Task:
Which lines include the word "this"? Copy each of them.

★ ★ ★ ★

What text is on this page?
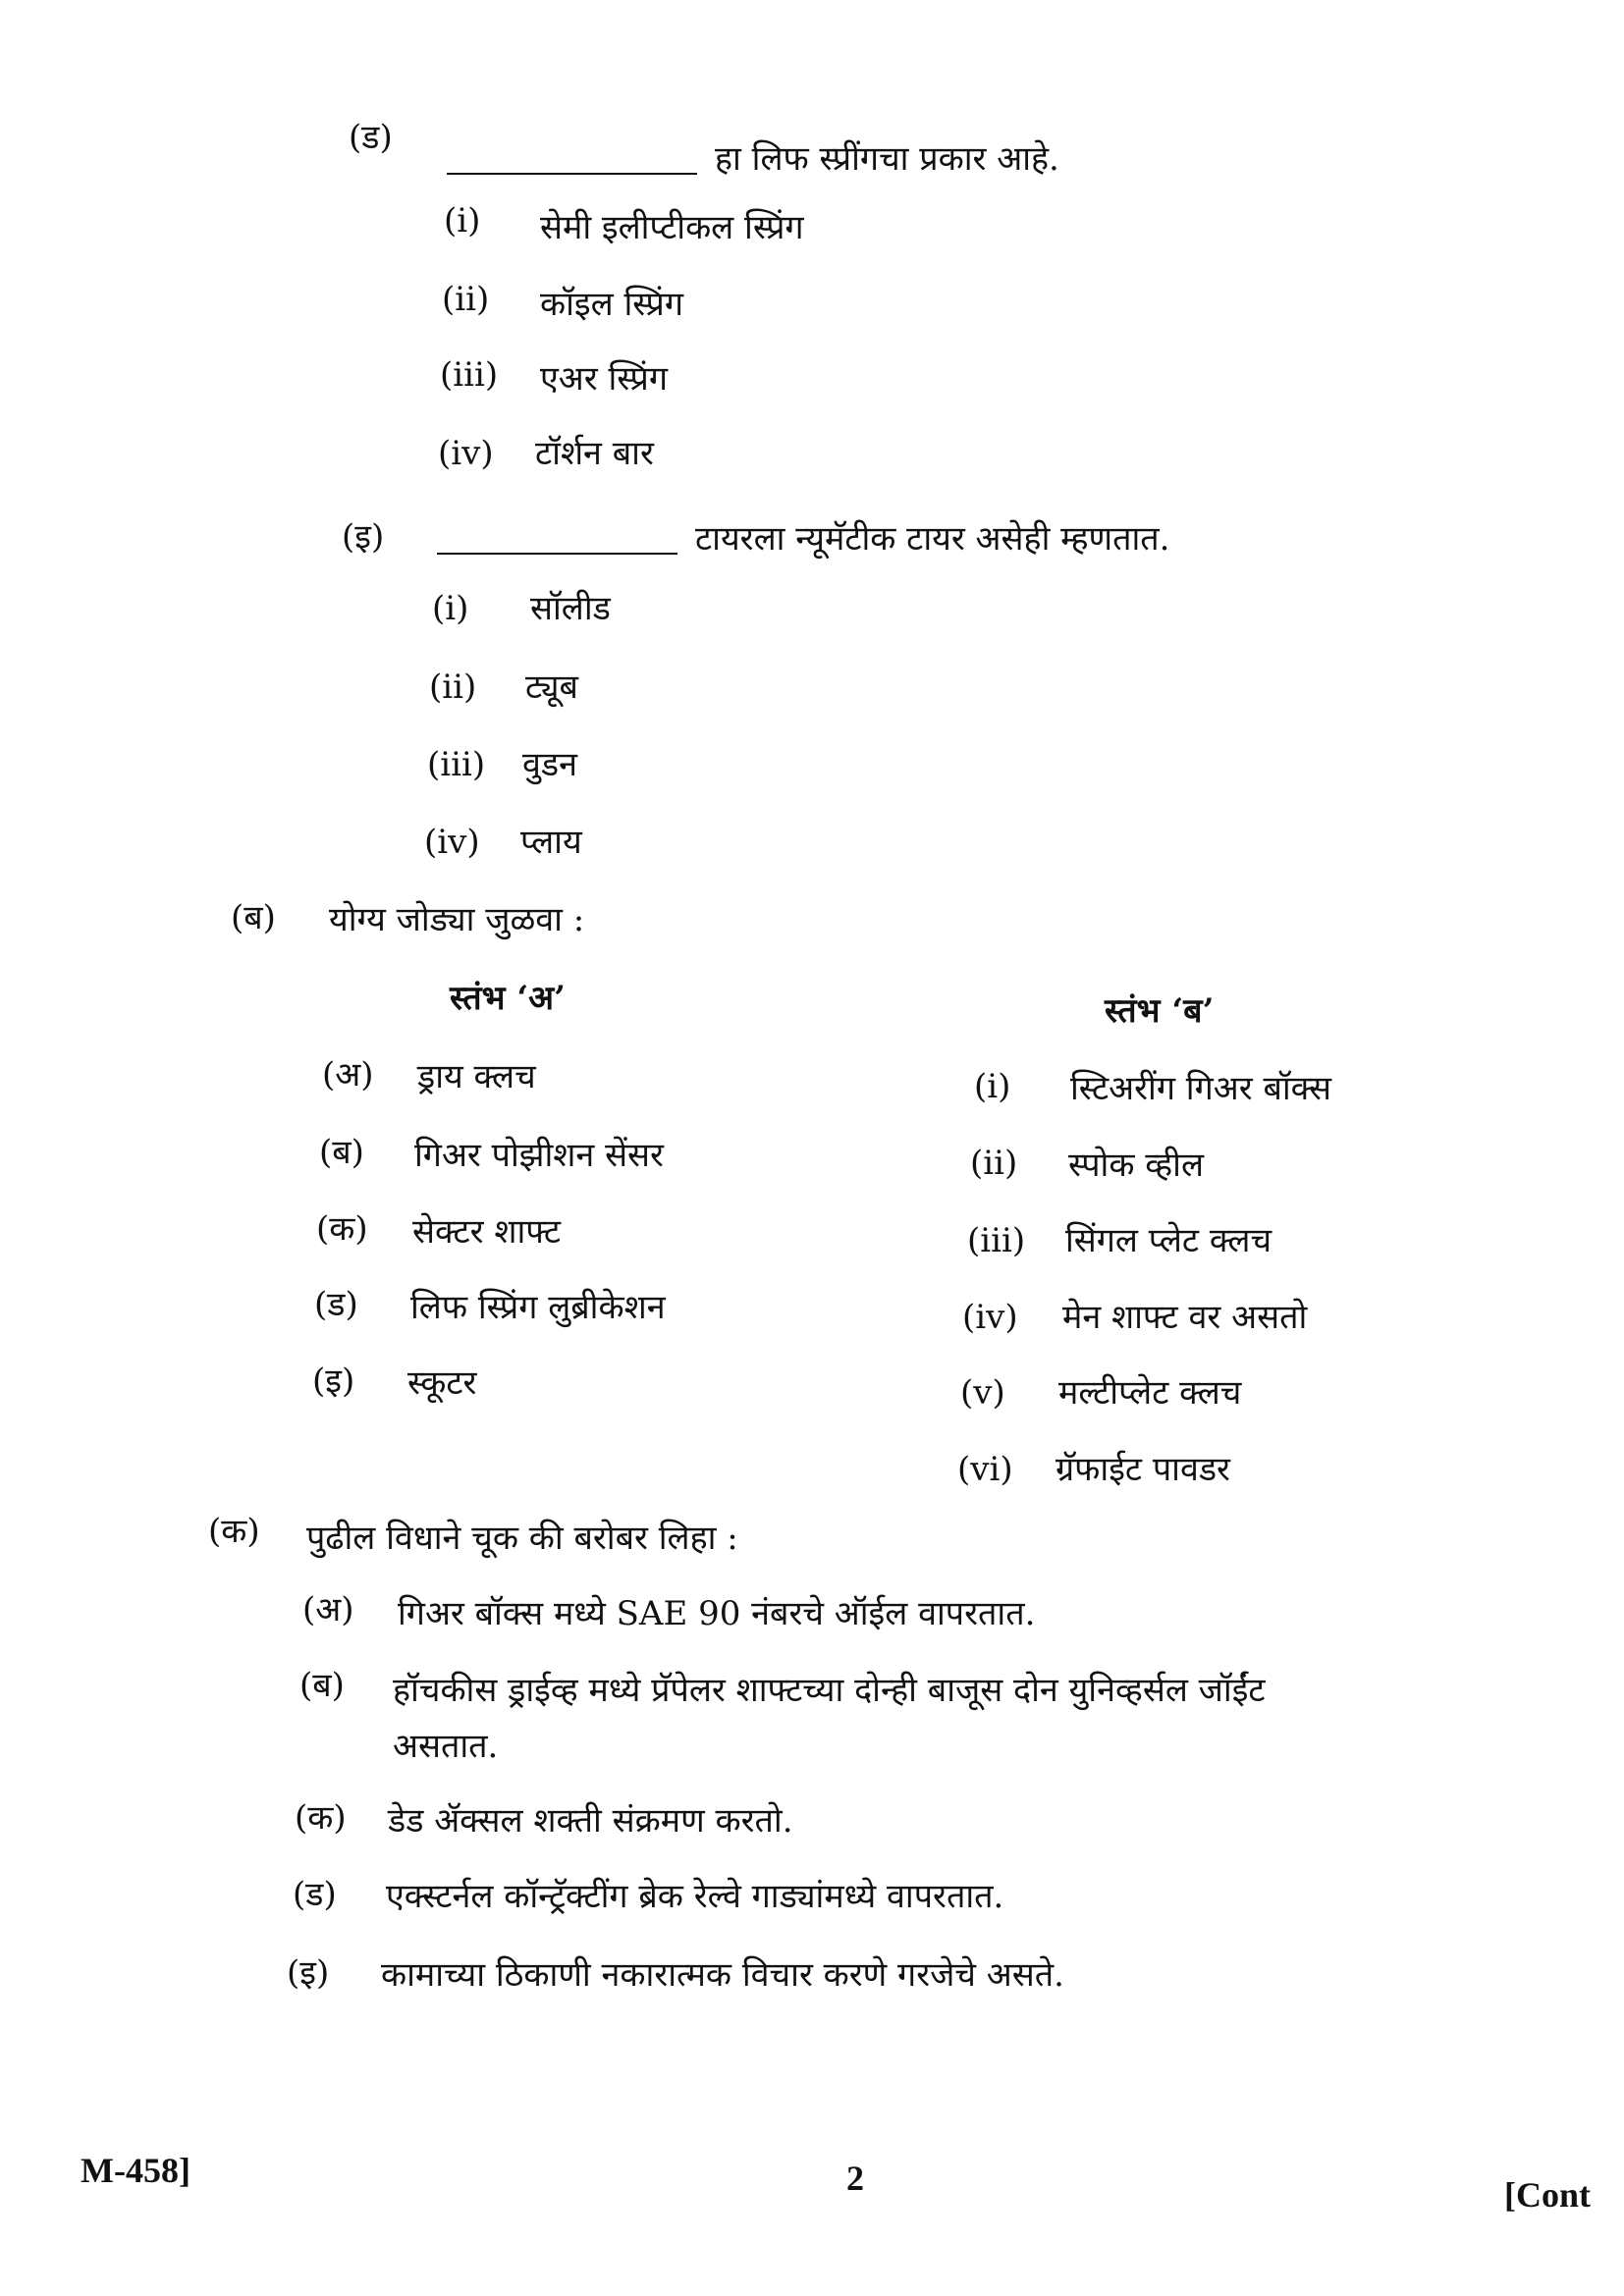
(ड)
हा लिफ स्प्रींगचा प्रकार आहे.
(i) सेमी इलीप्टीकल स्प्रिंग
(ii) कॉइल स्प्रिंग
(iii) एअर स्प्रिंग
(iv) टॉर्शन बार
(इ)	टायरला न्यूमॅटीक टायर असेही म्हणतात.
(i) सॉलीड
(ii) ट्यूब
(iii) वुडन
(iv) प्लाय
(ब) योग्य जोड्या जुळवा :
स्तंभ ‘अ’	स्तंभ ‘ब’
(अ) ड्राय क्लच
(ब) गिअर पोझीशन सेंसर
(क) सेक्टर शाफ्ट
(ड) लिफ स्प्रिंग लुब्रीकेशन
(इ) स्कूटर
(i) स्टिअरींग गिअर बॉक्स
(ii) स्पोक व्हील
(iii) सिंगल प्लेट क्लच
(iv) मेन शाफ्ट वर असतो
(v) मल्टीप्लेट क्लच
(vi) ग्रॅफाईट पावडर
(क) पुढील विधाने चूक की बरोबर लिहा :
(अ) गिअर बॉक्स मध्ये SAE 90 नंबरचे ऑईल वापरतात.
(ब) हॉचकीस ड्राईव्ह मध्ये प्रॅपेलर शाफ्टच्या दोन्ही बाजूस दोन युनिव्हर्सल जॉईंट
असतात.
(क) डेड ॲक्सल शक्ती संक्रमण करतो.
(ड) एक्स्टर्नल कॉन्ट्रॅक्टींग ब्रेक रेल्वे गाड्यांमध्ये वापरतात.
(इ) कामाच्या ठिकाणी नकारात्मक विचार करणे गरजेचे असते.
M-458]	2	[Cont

★ ★ ★ ★

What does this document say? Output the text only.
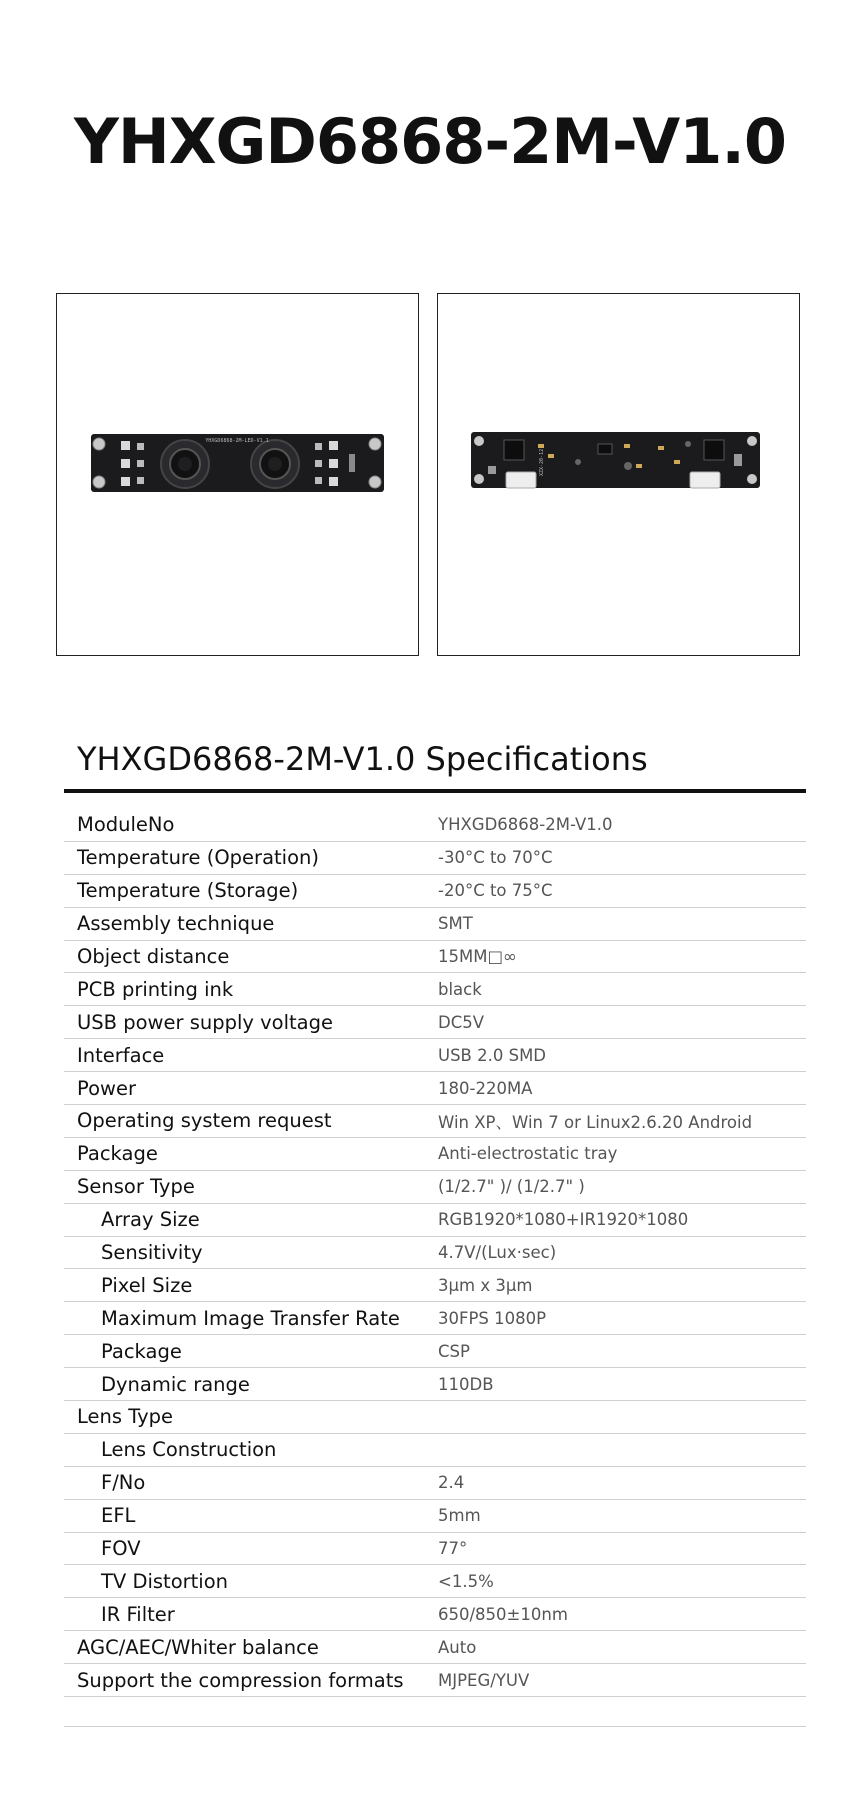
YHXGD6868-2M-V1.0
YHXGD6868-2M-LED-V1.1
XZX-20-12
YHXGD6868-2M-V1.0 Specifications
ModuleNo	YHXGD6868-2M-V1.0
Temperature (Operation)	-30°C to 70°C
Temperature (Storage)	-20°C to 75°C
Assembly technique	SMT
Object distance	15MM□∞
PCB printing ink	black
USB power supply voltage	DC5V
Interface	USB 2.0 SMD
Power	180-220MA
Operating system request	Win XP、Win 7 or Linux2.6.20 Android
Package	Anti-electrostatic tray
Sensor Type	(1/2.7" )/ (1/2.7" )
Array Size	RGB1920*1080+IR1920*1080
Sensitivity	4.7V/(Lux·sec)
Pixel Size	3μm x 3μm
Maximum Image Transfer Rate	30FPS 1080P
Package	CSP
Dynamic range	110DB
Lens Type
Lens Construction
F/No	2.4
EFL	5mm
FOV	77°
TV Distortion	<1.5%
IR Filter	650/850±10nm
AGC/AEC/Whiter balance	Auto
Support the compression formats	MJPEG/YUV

★ ★ ★ ★

Output below:
What text is on this page?
What does this document say? Output the text only.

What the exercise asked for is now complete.